■ TASK BRIEF ■
Only lines holding the word "competizione" should be copied from the material.

*** EXERCISE MATERIALS

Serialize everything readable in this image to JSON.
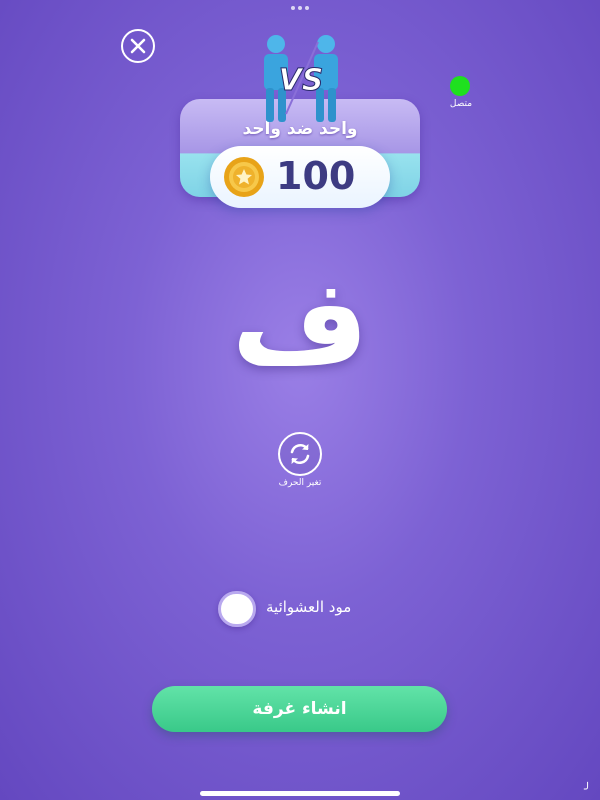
{
  "header": {
    "close_icon": "close-icon",
    "status_label": "متصل",
    "status_color": "#1fe01f"
  },
  "banner": {
    "vs_text": "VS",
    "title": "واحد ضد واحد",
    "coin_icon": "coin-icon",
    "coin_value": "100"
  },
  "letter": {
    "value": "ف"
  },
  "change_letter": {
    "icon": "refresh-icon",
    "label": "تغير الحرف"
  },
  "random_mode": {
    "label": "مود العشوائية",
    "on": false
  },
  "create_room": {
    "label": "انشاء غرفة",
    "color": "#45d394"
  },
  "colors": {
    "background": "#7d62d4",
    "accent": "#45d394"
  }
}
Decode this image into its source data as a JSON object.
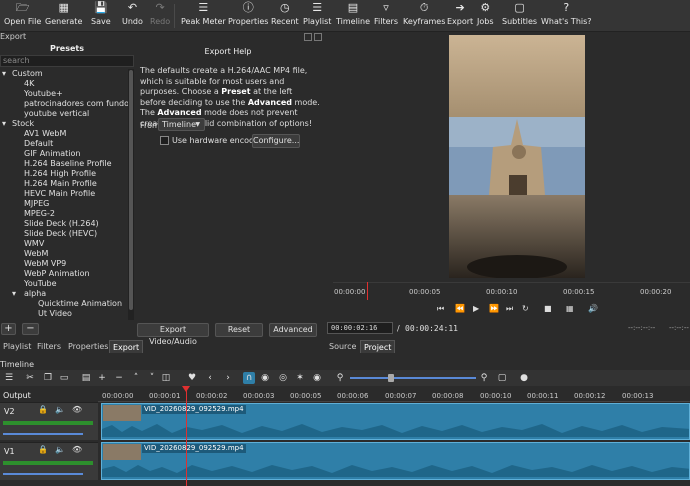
{
  "toolbar": {
    "items": [
      {
        "label": "Open File",
        "icon": "folder-icon"
      },
      {
        "label": "Generate",
        "icon": "generate-icon"
      },
      {
        "label": "Save",
        "icon": "save-icon"
      },
      {
        "label": "Undo",
        "icon": "undo-icon"
      },
      {
        "label": "Redo",
        "icon": "redo-icon"
      },
      {
        "label": "Peak Meter",
        "icon": "peak-meter-icon"
      },
      {
        "label": "Properties",
        "icon": "properties-icon"
      },
      {
        "label": "Recent",
        "icon": "recent-icon"
      },
      {
        "label": "Playlist",
        "icon": "playlist-icon"
      },
      {
        "label": "Timeline",
        "icon": "timeline-icon"
      },
      {
        "label": "Filters",
        "icon": "filters-icon"
      },
      {
        "label": "Keyframes",
        "icon": "keyframes-icon"
      },
      {
        "label": "Export",
        "icon": "export-icon"
      },
      {
        "label": "Jobs",
        "icon": "jobs-icon"
      },
      {
        "label": "Subtitles",
        "icon": "subtitles-icon"
      },
      {
        "label": "What's This?",
        "icon": "help-icon"
      }
    ]
  },
  "export": {
    "dock_title": "Export",
    "presets_title": "Presets",
    "search_placeholder": "search",
    "tree": [
      {
        "label": "Custom",
        "level": 0,
        "expanded": true
      },
      {
        "label": "4K",
        "level": 1
      },
      {
        "label": "Youtube+",
        "level": 1
      },
      {
        "label": "patrocinadores com fundo t...",
        "level": 1
      },
      {
        "label": "youtube vertical",
        "level": 1
      },
      {
        "label": "Stock",
        "level": 0,
        "expanded": true
      },
      {
        "label": "AV1 WebM",
        "level": 1
      },
      {
        "label": "Default",
        "level": 1
      },
      {
        "label": "GIF Animation",
        "level": 1
      },
      {
        "label": "H.264 Baseline Profile",
        "level": 1
      },
      {
        "label": "H.264 High Profile",
        "level": 1
      },
      {
        "label": "H.264 Main Profile",
        "level": 1
      },
      {
        "label": "HEVC Main Profile",
        "level": 1
      },
      {
        "label": "MJPEG",
        "level": 1
      },
      {
        "label": "MPEG-2",
        "level": 1
      },
      {
        "label": "Slide Deck (H.264)",
        "level": 1
      },
      {
        "label": "Slide Deck (HEVC)",
        "level": 1
      },
      {
        "label": "WMV",
        "level": 1
      },
      {
        "label": "WebM",
        "level": 1
      },
      {
        "label": "WebM VP9",
        "level": 1
      },
      {
        "label": "WebP Animation",
        "level": 1
      },
      {
        "label": "YouTube",
        "level": 1
      },
      {
        "label": "alpha",
        "level": 1,
        "expanded": true
      },
      {
        "label": "Quicktime Animation",
        "level": 2
      },
      {
        "label": "Ut Video",
        "level": 2
      }
    ],
    "help_title": "Export Help",
    "help_p1": "The defaults create a H.264/AAC MP4 file, which is suitable for most users and purposes. Choose a",
    "help_preset": "Preset",
    "help_p2": " at the left before deciding to use the",
    "help_advanced1": "Advanced",
    "help_p3": " mode. The ",
    "help_advanced2": "Advanced",
    "help_p4": " mode does not prevent creating an invalid combination of options!",
    "from_label": "From",
    "from_value": "Timeline",
    "hw_encoder_label": "Use hardware encoder",
    "configure_label": "Configure...",
    "export_button": "Export Video/Audio",
    "reset_button": "Reset",
    "advanced_button": "Advanced",
    "add_button": "+",
    "remove_button": "−"
  },
  "left_tabs": [
    "Playlist",
    "Filters",
    "Properties",
    "Export"
  ],
  "left_tab_active": "Export",
  "preview": {
    "ruler_ticks": [
      "00:00:00",
      "00:00:05",
      "00:00:10",
      "00:00:15",
      "00:00:20"
    ],
    "current_time": "00:00:02:16",
    "separator": "/",
    "total_time": "00:00:24:11",
    "in_point": "--:--:--:--",
    "out_point": "--:--:--"
  },
  "right_tabs": [
    "Source",
    "Project"
  ],
  "right_tab_active": "Project",
  "timeline": {
    "title": "Timeline",
    "output_label": "Output",
    "ruler_ticks": [
      "00:00:00",
      "00:00:01",
      "00:00:02",
      "00:00:03",
      "00:00:05",
      "00:00:06",
      "00:00:07",
      "00:00:08",
      "00:00:10",
      "00:00:11",
      "00:00:12",
      "00:00:13"
    ],
    "tracks": [
      {
        "name": "V2",
        "clip": "VID_20260829_092529.mp4"
      },
      {
        "name": "V1",
        "clip": "VID_20260829_092529.mp4"
      }
    ]
  },
  "colors": {
    "accent": "#2f7fa8",
    "playhead": "#e03030",
    "meter": "#2d8f2d"
  }
}
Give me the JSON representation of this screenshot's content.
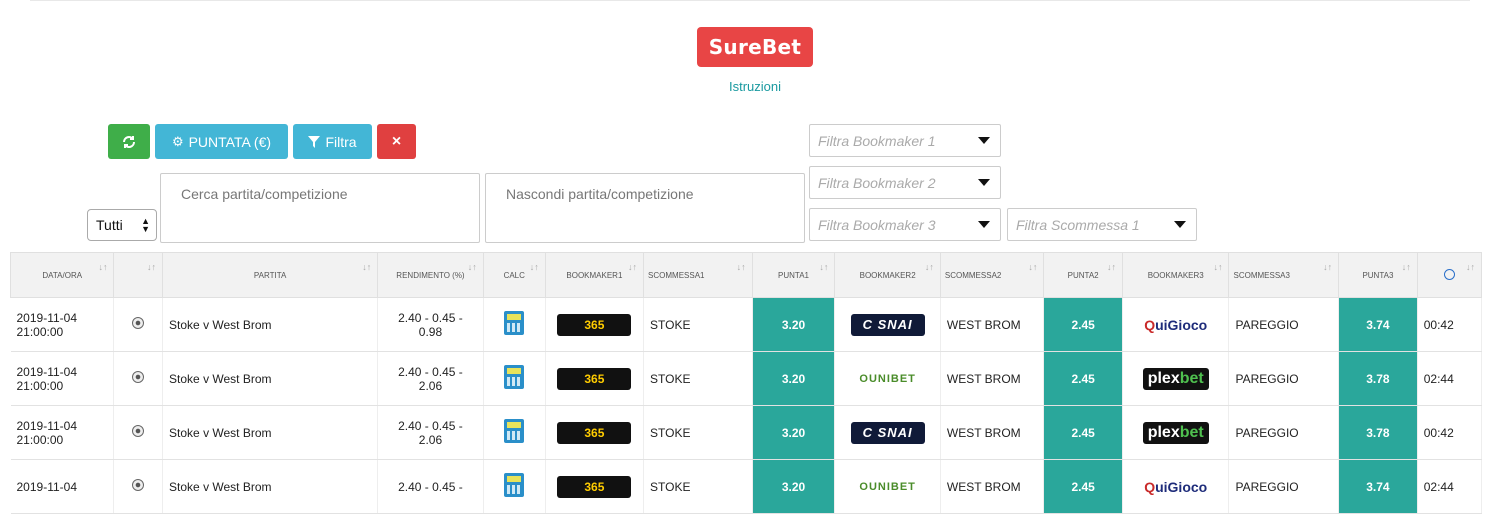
{
  "header": {
    "brand": "SureBet",
    "instructions": "Istruzioni"
  },
  "toolbar": {
    "refresh_icon": "refresh-icon",
    "stake_label": "PUNTATA (€)",
    "filter_label": "Filtra",
    "clear_label": "×"
  },
  "filters": {
    "bookmaker1": "Filtra Bookmaker 1",
    "bookmaker2": "Filtra Bookmaker 2",
    "bookmaker3": "Filtra Bookmaker 3",
    "bet1": "Filtra Scommessa 1",
    "search_placeholder": "Cerca partita/competizione",
    "hide_placeholder": "Nascondi partita/competizione",
    "scope_selected": "Tutti"
  },
  "table": {
    "headers": [
      "DATA/ORA",
      "",
      "PARTITA",
      "RENDIMENTO (%)",
      "CALC",
      "BOOKMAKER1",
      "SCOMMESSA1",
      "PUNTA1",
      "BOOKMAKER2",
      "SCOMMESSA2",
      "PUNTA2",
      "BOOKMAKER3",
      "SCOMMESSA3",
      "PUNTA3",
      ""
    ],
    "rows": [
      {
        "date": "2019-11-04",
        "time": "21:00:00",
        "match": "Stoke v West Brom",
        "yield1": "2.40 - 0.45 -",
        "yield2": "0.98",
        "bm1": "planetwin365",
        "bet1": "STOKE",
        "odd1": "3.20",
        "bm2": "snai",
        "bet2": "WEST BROM",
        "odd2": "2.45",
        "bm3": "quigioco",
        "bet3": "PAREGGIO",
        "odd3": "3.74",
        "timer": "00:42"
      },
      {
        "date": "2019-11-04",
        "time": "21:00:00",
        "match": "Stoke v West Brom",
        "yield1": "2.40 - 0.45 -",
        "yield2": "2.06",
        "bm1": "planetwin365",
        "bet1": "STOKE",
        "odd1": "3.20",
        "bm2": "unibet",
        "bet2": "WEST BROM",
        "odd2": "2.45",
        "bm3": "plexbet",
        "bet3": "PAREGGIO",
        "odd3": "3.78",
        "timer": "02:44"
      },
      {
        "date": "2019-11-04",
        "time": "21:00:00",
        "match": "Stoke v West Brom",
        "yield1": "2.40 - 0.45 -",
        "yield2": "2.06",
        "bm1": "planetwin365",
        "bet1": "STOKE",
        "odd1": "3.20",
        "bm2": "snai",
        "bet2": "WEST BROM",
        "odd2": "2.45",
        "bm3": "plexbet",
        "bet3": "PAREGGIO",
        "odd3": "3.78",
        "timer": "00:42"
      },
      {
        "date": "2019-11-04",
        "time": "",
        "match": "Stoke v West Brom",
        "yield1": "2.40 - 0.45 -",
        "yield2": "",
        "bm1": "planetwin365",
        "bet1": "STOKE",
        "odd1": "3.20",
        "bm2": "unibet",
        "bet2": "WEST BROM",
        "odd2": "2.45",
        "bm3": "quigioco",
        "bet3": "PAREGGIO",
        "odd3": "3.74",
        "timer": "02:44"
      }
    ]
  },
  "logos": {
    "planetwin365": "365",
    "snai": "C SNAI",
    "unibet": "OUNIBET",
    "plexbet_a": "plex",
    "plexbet_b": "bet",
    "quigioco_a": "Q",
    "quigioco_b": "uiGioco"
  },
  "colors": {
    "brand": "#e84545",
    "teal": "#2aa79b",
    "green": "#3fae49",
    "blue": "#43b6d6",
    "red": "#e04040"
  }
}
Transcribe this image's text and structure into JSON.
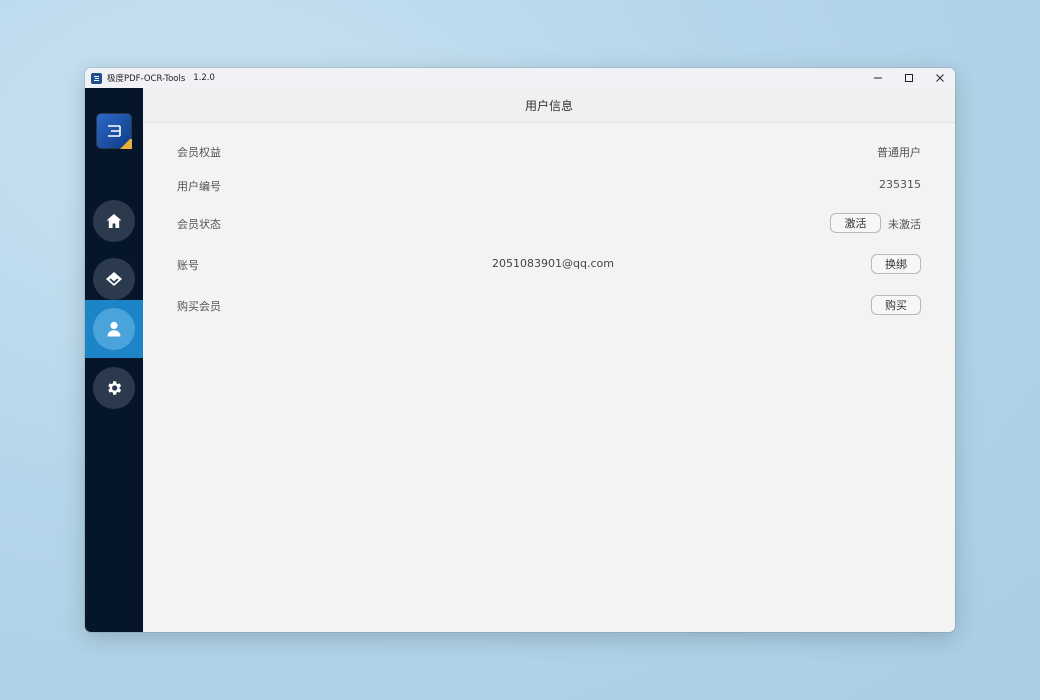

******

■ SOLUTION FOR THIS PROBLEM ■
    "search_placeholder": "Cerca partita/competizione",
    "hide_placeholder": "Nascondi partita/competizione",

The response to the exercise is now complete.